CHALLENGE: Omit the pictures from the entries below and retype everything else exactly.

(Records about charts and figures)

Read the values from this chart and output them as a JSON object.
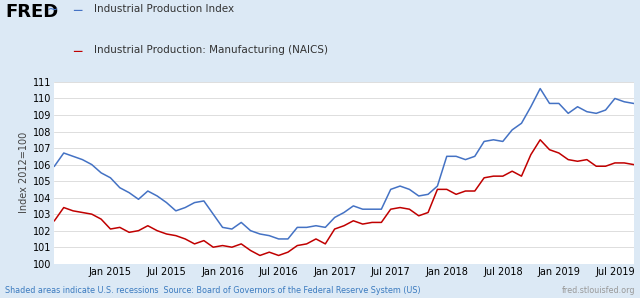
{
  "legend_blue": "Industrial Production Index",
  "legend_red": "Industrial Production: Manufacturing (NAICS)",
  "ylabel": "Index 2012=100",
  "footer_left": "Shaded areas indicate U.S. recessions  Source: Board of Governors of the Federal Reserve System (US)",
  "footer_right": "fred.stlouisfed.org",
  "bg_outer": "#dce9f5",
  "bg_inner": "#ffffff",
  "ylim": [
    100,
    111
  ],
  "yticks": [
    100,
    101,
    102,
    103,
    104,
    105,
    106,
    107,
    108,
    109,
    110,
    111
  ],
  "blue_color": "#4472c4",
  "red_color": "#c00000",
  "blue_values": [
    105.9,
    106.7,
    106.5,
    106.3,
    106.0,
    105.5,
    105.2,
    104.6,
    104.3,
    103.9,
    104.4,
    104.1,
    103.7,
    103.2,
    103.4,
    103.7,
    103.8,
    103.0,
    102.2,
    102.1,
    102.5,
    102.0,
    101.8,
    101.7,
    101.5,
    101.5,
    102.2,
    102.2,
    102.3,
    102.2,
    102.8,
    103.1,
    103.5,
    103.3,
    103.3,
    103.3,
    104.5,
    104.7,
    104.5,
    104.1,
    104.2,
    104.7,
    106.5,
    106.5,
    106.3,
    106.5,
    107.4,
    107.5,
    107.4,
    108.1,
    108.5,
    109.5,
    110.6,
    109.7,
    109.7,
    109.1,
    109.5,
    109.2,
    109.1,
    109.3,
    110.0,
    109.8,
    109.7
  ],
  "red_values": [
    102.6,
    103.4,
    103.2,
    103.1,
    103.0,
    102.7,
    102.1,
    102.2,
    101.9,
    102.0,
    102.3,
    102.0,
    101.8,
    101.7,
    101.5,
    101.2,
    101.4,
    101.0,
    101.1,
    101.0,
    101.2,
    100.8,
    100.5,
    100.7,
    100.5,
    100.7,
    101.1,
    101.2,
    101.5,
    101.2,
    102.1,
    102.3,
    102.6,
    102.4,
    102.5,
    102.5,
    103.3,
    103.4,
    103.3,
    102.9,
    103.1,
    104.5,
    104.5,
    104.2,
    104.4,
    104.4,
    105.2,
    105.3,
    105.3,
    105.6,
    105.3,
    106.6,
    107.5,
    106.9,
    106.7,
    106.3,
    106.2,
    106.3,
    105.9,
    105.9,
    106.1,
    106.1,
    106.0
  ],
  "x_tick_labels": [
    "Jan 2015",
    "Jul 2015",
    "Jan 2016",
    "Jul 2016",
    "Jan 2017",
    "Jul 2017",
    "Jan 2018",
    "Jul 2018",
    "Jan 2019",
    "Jul 2019"
  ],
  "x_tick_positions": [
    6,
    12,
    18,
    24,
    30,
    36,
    42,
    48,
    54,
    60
  ]
}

THE OUTPUT:
Read the values from this chart and output them as a JSON object.
{
  "legend_blue": "Industrial Production Index",
  "legend_red": "Industrial Production: Manufacturing (NAICS)",
  "ylabel": "Index 2012=100",
  "footer_left": "Shaded areas indicate U.S. recessions  Source: Board of Governors of the Federal Reserve System (US)",
  "footer_right": "fred.stlouisfed.org",
  "bg_outer": "#dce9f5",
  "bg_inner": "#ffffff",
  "ylim": [
    100,
    111
  ],
  "yticks": [
    100,
    101,
    102,
    103,
    104,
    105,
    106,
    107,
    108,
    109,
    110,
    111
  ],
  "blue_color": "#4472c4",
  "red_color": "#c00000",
  "blue_values": [
    105.9,
    106.7,
    106.5,
    106.3,
    106.0,
    105.5,
    105.2,
    104.6,
    104.3,
    103.9,
    104.4,
    104.1,
    103.7,
    103.2,
    103.4,
    103.7,
    103.8,
    103.0,
    102.2,
    102.1,
    102.5,
    102.0,
    101.8,
    101.7,
    101.5,
    101.5,
    102.2,
    102.2,
    102.3,
    102.2,
    102.8,
    103.1,
    103.5,
    103.3,
    103.3,
    103.3,
    104.5,
    104.7,
    104.5,
    104.1,
    104.2,
    104.7,
    106.5,
    106.5,
    106.3,
    106.5,
    107.4,
    107.5,
    107.4,
    108.1,
    108.5,
    109.5,
    110.6,
    109.7,
    109.7,
    109.1,
    109.5,
    109.2,
    109.1,
    109.3,
    110.0,
    109.8,
    109.7
  ],
  "red_values": [
    102.6,
    103.4,
    103.2,
    103.1,
    103.0,
    102.7,
    102.1,
    102.2,
    101.9,
    102.0,
    102.3,
    102.0,
    101.8,
    101.7,
    101.5,
    101.2,
    101.4,
    101.0,
    101.1,
    101.0,
    101.2,
    100.8,
    100.5,
    100.7,
    100.5,
    100.7,
    101.1,
    101.2,
    101.5,
    101.2,
    102.1,
    102.3,
    102.6,
    102.4,
    102.5,
    102.5,
    103.3,
    103.4,
    103.3,
    102.9,
    103.1,
    104.5,
    104.5,
    104.2,
    104.4,
    104.4,
    105.2,
    105.3,
    105.3,
    105.6,
    105.3,
    106.6,
    107.5,
    106.9,
    106.7,
    106.3,
    106.2,
    106.3,
    105.9,
    105.9,
    106.1,
    106.1,
    106.0
  ],
  "x_tick_labels": [
    "Jan 2015",
    "Jul 2015",
    "Jan 2016",
    "Jul 2016",
    "Jan 2017",
    "Jul 2017",
    "Jan 2018",
    "Jul 2018",
    "Jan 2019",
    "Jul 2019"
  ],
  "x_tick_positions": [
    6,
    12,
    18,
    24,
    30,
    36,
    42,
    48,
    54,
    60
  ]
}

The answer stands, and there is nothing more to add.